- Dataset excerpts -
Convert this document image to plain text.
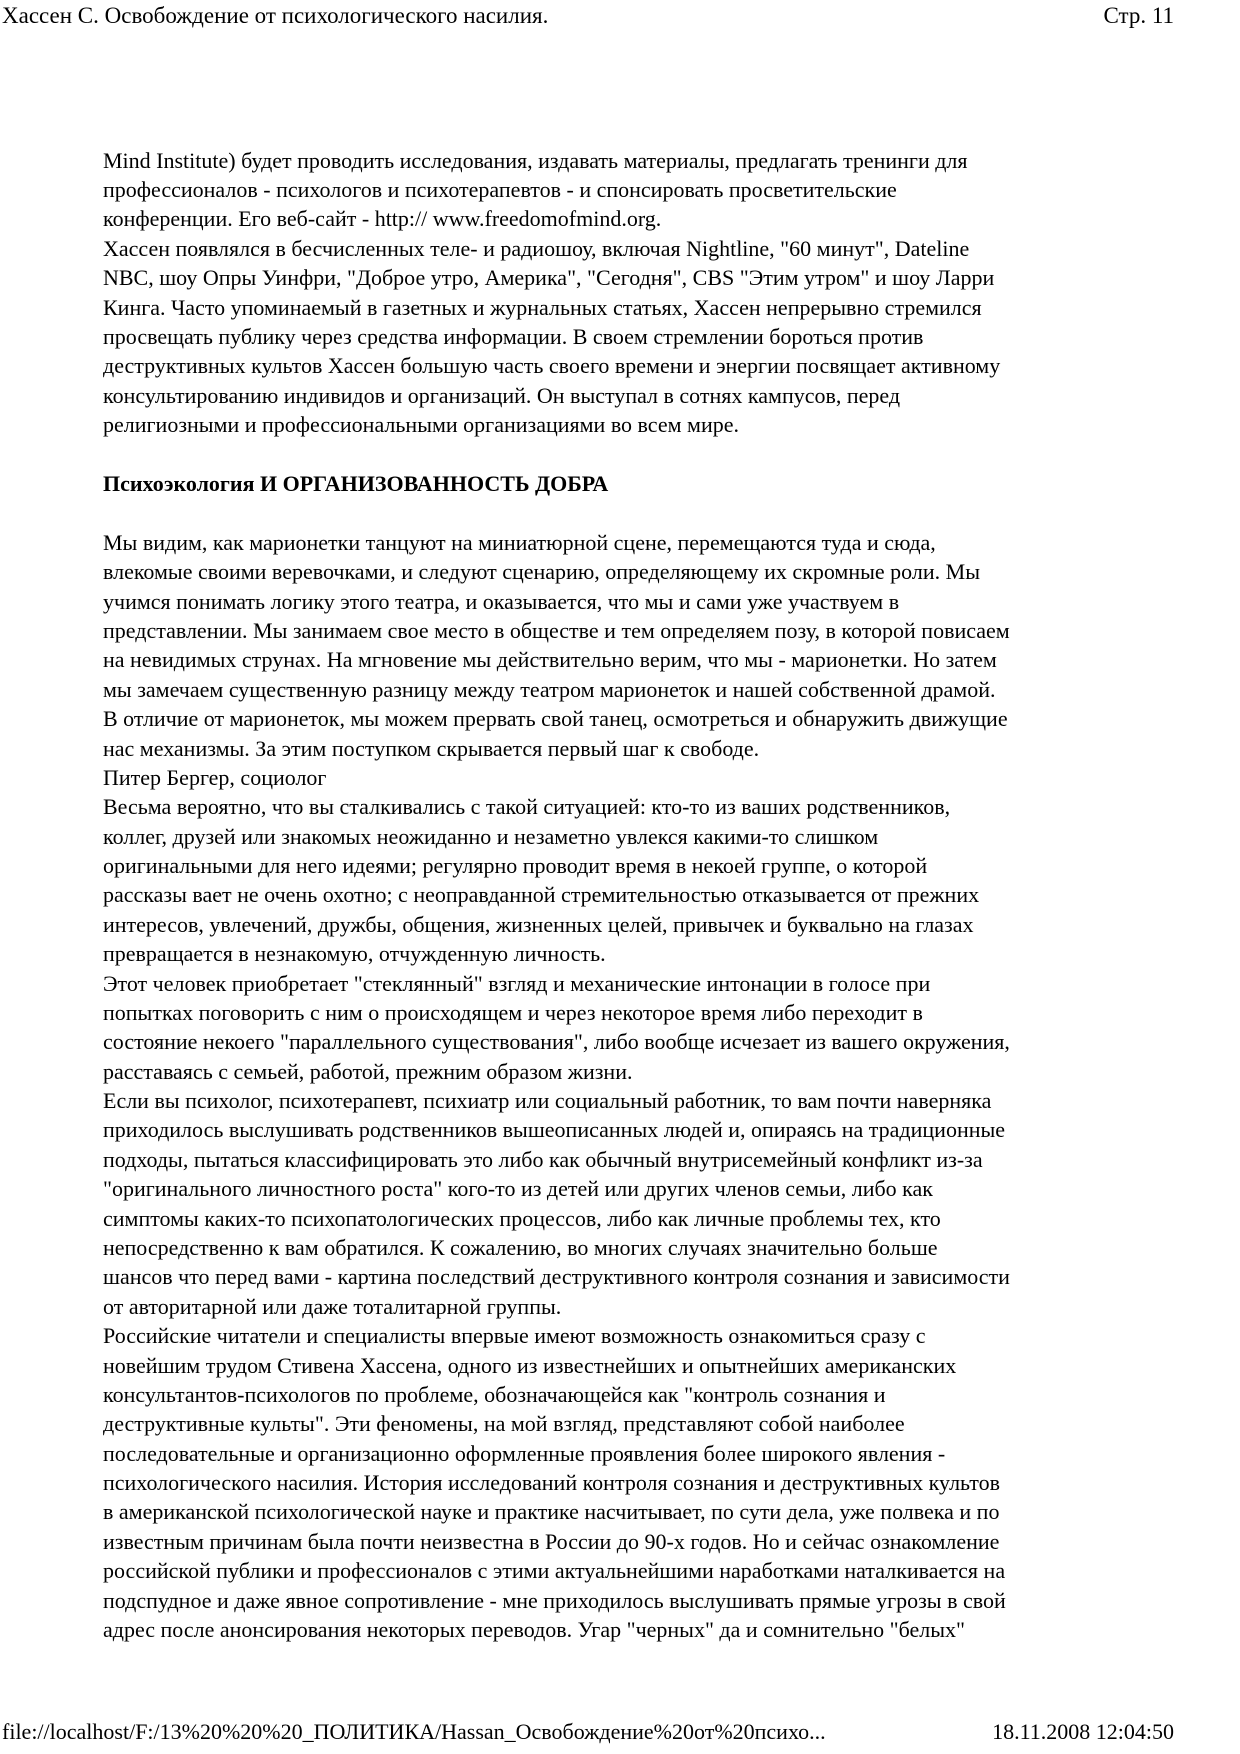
Хассен С. Освобождение от психологического насилия.	Стр. 11
Mind Institute) будет проводить исследования, издавать материалы, предлагать тренинги для
профессионалов - психологов и психотерапевтов - и спонсировать просветительские
конференции. Его веб-сайт - http:// www.freedomofmind.org.
Хассен появлялся в бесчисленных теле- и радиошоу, включая Nightline, "60 минут", Dateline
NBC, шоу Опры Уинфри, "Доброе утро, Америка", "Сегодня", CBS "Этим утром" и шоу Ларри
Кинга. Часто упоминаемый в газетных и журнальных статьях, Хассен непрерывно стремился
просвещать публику через средства информации. В своем стремлении бороться против
деструктивных культов Хассен большую часть своего времени и энергии посвящает активному
консультированию индивидов и организаций. Он выступал в сотнях кампусов, перед
религиозными и профессиональными организациями во всем мире.
Психоэкология И ОРГАНИЗОВАННОСТЬ ДОБРА
Мы видим, как марионетки танцуют на миниатюрной сцене, перемещаются туда и сюда,
влекомые своими веревочками, и следуют сценарию, определяющему их скромные роли. Мы
учимся понимать логику этого театра, и оказывается, что мы и сами уже участвуем в
представлении. Мы занимаем свое место в обществе и тем определяем позу, в которой повисаем
на невидимых струнах. На мгновение мы действительно верим, что мы - марионетки. Но затем
мы замечаем существенную разницу между театром марионеток и нашей собственной драмой.
В отличие от марионеток, мы можем прервать свой танец, осмотреться и обнаружить движущие
нас механизмы. За этим поступком скрывается первый шаг к свободе.
Питер Бергер, социолог
Весьма вероятно, что вы сталкивались с такой ситуацией: кто-то из ваших родственников,
коллег, друзей или знакомых неожиданно и незаметно увлекся какими-то слишком
оригинальными для него идеями; регулярно проводит время в некоей группе, о которой
рассказы вает не очень охотно; с неоправданной стремительностью отказывается от прежних
интересов, увлечений, дружбы, общения, жизненных целей, привычек и буквально на глазах
превращается в незнакомую, отчужденную личность.
Этот человек приобретает "стеклянный" взгляд и механические интонации в голосе при
попытках поговорить с ним о происходящем и через некоторое время либо переходит в
состояние некоего "параллельного существования", либо вообще исчезает из вашего окружения,
расставаясь с семьей, работой, прежним образом жизни.
Если вы психолог, психотерапевт, психиатр или социальный работник, то вам почти наверняка
приходилось выслушивать родственников вышеописанных людей и, опираясь на традиционные
подходы, пытаться классифицировать это либо как обычный внутрисемейный конфликт из-за
"оригинального личностного роста" кого-то из детей или других членов семьи, либо как
симптомы каких-то психопатологических процессов, либо как личные проблемы тех, кто
непосредственно к вам обратился. К сожалению, во многих случаях значительно больше
шансов что перед вами - картина последствий деструктивного контроля сознания и зависимости
от авторитарной или даже тоталитарной группы.
Российские читатели и специалисты впервые имеют возможность ознакомиться сразу с
новейшим трудом Стивена Хассена, одного из известнейших и опытнейших американских
консультантов-психологов по проблеме, обозначающейся как "контроль сознания и
деструктивные культы". Эти феномены, на мой взгляд, представляют собой наиболее
последовательные и организационно оформленные проявления более широкого явления -
психологического насилия. История исследований контроля сознания и деструктивных культов
в американской психологической науке и практике насчитывает, по сути дела, уже полвека и по
известным причинам была почти неизвестна в России до 90-х годов. Но и сейчас ознакомление
российской публики и профессионалов с этими актуальнейшими наработками наталкивается на
подспудное и даже явное сопротивление - мне приходилось выслушивать прямые угрозы в свой
адрес после анонсирования некоторых переводов. Угар "черных" да и сомнительно "белых"
file://localhost/F:/13%20%20%20_ПОЛИТИКА/Hassan_Освобождение%20от%20психо...	18.11.2008 12:04:50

- Exercise details -
Copy out the listing exactly as it stands, but not the pictures.

- Response to the exercise -
Convert this document image to plain text.
Хассен С. Освобождение от психологического насилия.	Стр. 11
Mind Institute) будет проводить исследования, издавать материалы, предлагать тренинги для
профессионалов - психологов и психотерапевтов - и спонсировать просветительские
конференции. Его веб-сайт - http:// www.freedomofmind.org.
Хассен появлялся в бесчисленных теле- и радиошоу, включая Nightline, "60 минут", Dateline
NBC, шоу Опры Уинфри, "Доброе утро, Америка", "Сегодня", CBS "Этим утром" и шоу Ларри
Кинга. Часто упоминаемый в газетных и журнальных статьях, Хассен непрерывно стремился
просвещать публику через средства информации. В своем стремлении бороться против
деструктивных культов Хассен большую часть своего времени и энергии посвящает активному
консультированию индивидов и организаций. Он выступал в сотнях кампусов, перед
религиозными и профессиональными организациями во всем мире.
Психоэкология И ОРГАНИЗОВАННОСТЬ ДОБРА
Мы видим, как марионетки танцуют на миниатюрной сцене, перемещаются туда и сюда,
влекомые своими веревочками, и следуют сценарию, определяющему их скромные роли. Мы
учимся понимать логику этого театра, и оказывается, что мы и сами уже участвуем в
представлении. Мы занимаем свое место в обществе и тем определяем позу, в которой повисаем
на невидимых струнах. На мгновение мы действительно верим, что мы - марионетки. Но затем
мы замечаем существенную разницу между театром марионеток и нашей собственной драмой.
В отличие от марионеток, мы можем прервать свой танец, осмотреться и обнаружить движущие
нас механизмы. За этим поступком скрывается первый шаг к свободе.
Питер Бергер, социолог
Весьма вероятно, что вы сталкивались с такой ситуацией: кто-то из ваших родственников,
коллег, друзей или знакомых неожиданно и незаметно увлекся какими-то слишком
оригинальными для него идеями; регулярно проводит время в некоей группе, о которой
рассказы вает не очень охотно; с неоправданной стремительностью отказывается от прежних
интересов, увлечений, дружбы, общения, жизненных целей, привычек и буквально на глазах
превращается в незнакомую, отчужденную личность.
Этот человек приобретает "стеклянный" взгляд и механические интонации в голосе при
попытках поговорить с ним о происходящем и через некоторое время либо переходит в
состояние некоего "параллельного существования", либо вообще исчезает из вашего окружения,
расставаясь с семьей, работой, прежним образом жизни.
Если вы психолог, психотерапевт, психиатр или социальный работник, то вам почти наверняка
приходилось выслушивать родственников вышеописанных людей и, опираясь на традиционные
подходы, пытаться классифицировать это либо как обычный внутрисемейный конфликт из-за
"оригинального личностного роста" кого-то из детей или других членов семьи, либо как
симптомы каких-то психопатологических процессов, либо как личные проблемы тех, кто
непосредственно к вам обратился. К сожалению, во многих случаях значительно больше
шансов что перед вами - картина последствий деструктивного контроля сознания и зависимости
от авторитарной или даже тоталитарной группы.
Российские читатели и специалисты впервые имеют возможность ознакомиться сразу с
новейшим трудом Стивена Хассена, одного из известнейших и опытнейших американских
консультантов-психологов по проблеме, обозначающейся как "контроль сознания и
деструктивные культы". Эти феномены, на мой взгляд, представляют собой наиболее
последовательные и организационно оформленные проявления более широкого явления -
психологического насилия. История исследований контроля сознания и деструктивных культов
в американской психологической науке и практике насчитывает, по сути дела, уже полвека и по
известным причинам была почти неизвестна в России до 90-х годов. Но и сейчас ознакомление
российской публики и профессионалов с этими актуальнейшими наработками наталкивается на
подспудное и даже явное сопротивление - мне приходилось выслушивать прямые угрозы в свой
адрес после анонсирования некоторых переводов. Угар "черных" да и сомнительно "белых"
file://localhost/F:/13%20%20%20_ПОЛИТИКА/Hassan_Освобождение%20от%20психо...	18.11.2008 12:04:50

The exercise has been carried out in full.